-- BEGIN Records supplied --

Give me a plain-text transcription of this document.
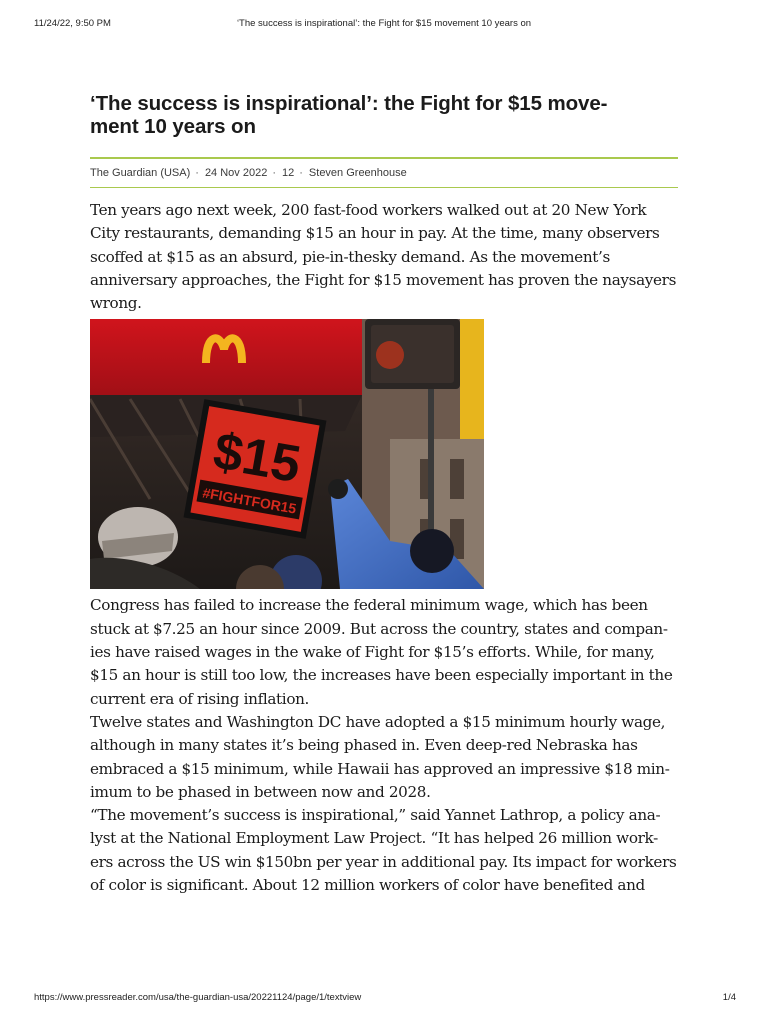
11/24/22, 9:50 PM	‘The success is inspirational’: the Fight for $15 movement 10 years on
‘The success is inspirational’: the Fight for $15 move-
ment 10 years on
The Guardian (USA) · 24 Nov 2022 · 12 · Steven Greenhouse

Ten years ago next week, 200 fast-food workers walked out at 20 New York
City restaurants, demanding $15 an hour in pay. At the time, many observers
scoffed at $15 as an absurd, pie-in-thesky demand. As the movement’s
anniversary approaches, the Fight for $15 movement has proven the naysayers
wrong.

$15
#FIGHTFOR15

Congress has failed to increase the federal minimum wage, which has been
stuck at $7.25 an hour since 2009. But across the country, states and compan-
ies have raised wages in the wake of Fight for $15’s efforts. While, for many,
$15 an hour is still too low, the increases have been especially important in the
current era of rising inflation.

Twelve states and Washington DC have adopted a $15 minimum hourly wage,
although in many states it’s being phased in. Even deep-red Nebraska has
embraced a $15 minimum, while Hawaii has approved an impressive $18 min-
imum to be phased in between now and 2028.

“The movement’s success is inspirational,” said Yannet Lathrop, a policy ana-
lyst at the National Employment Law Project. “It has helped 26 million work-
ers across the US win $150bn per year in additional pay. Its impact for workers
of color is significant. About 12 million workers of color have benefited and

https://www.pressreader.com/usa/the-guardian-usa/20221124/page/1/textview	1/4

-- END Records supplied --

**Your task:**
Only lines with the string "many" belong in your answer; copy each one.

**Response for this exercise:**
City restaurants, demanding $15 an hour in pay. At the time, many observers
ies have raised wages in the wake of Fight for $15’s efforts. While, for many,
although in many states it’s being phased in. Even deep-red Nebraska has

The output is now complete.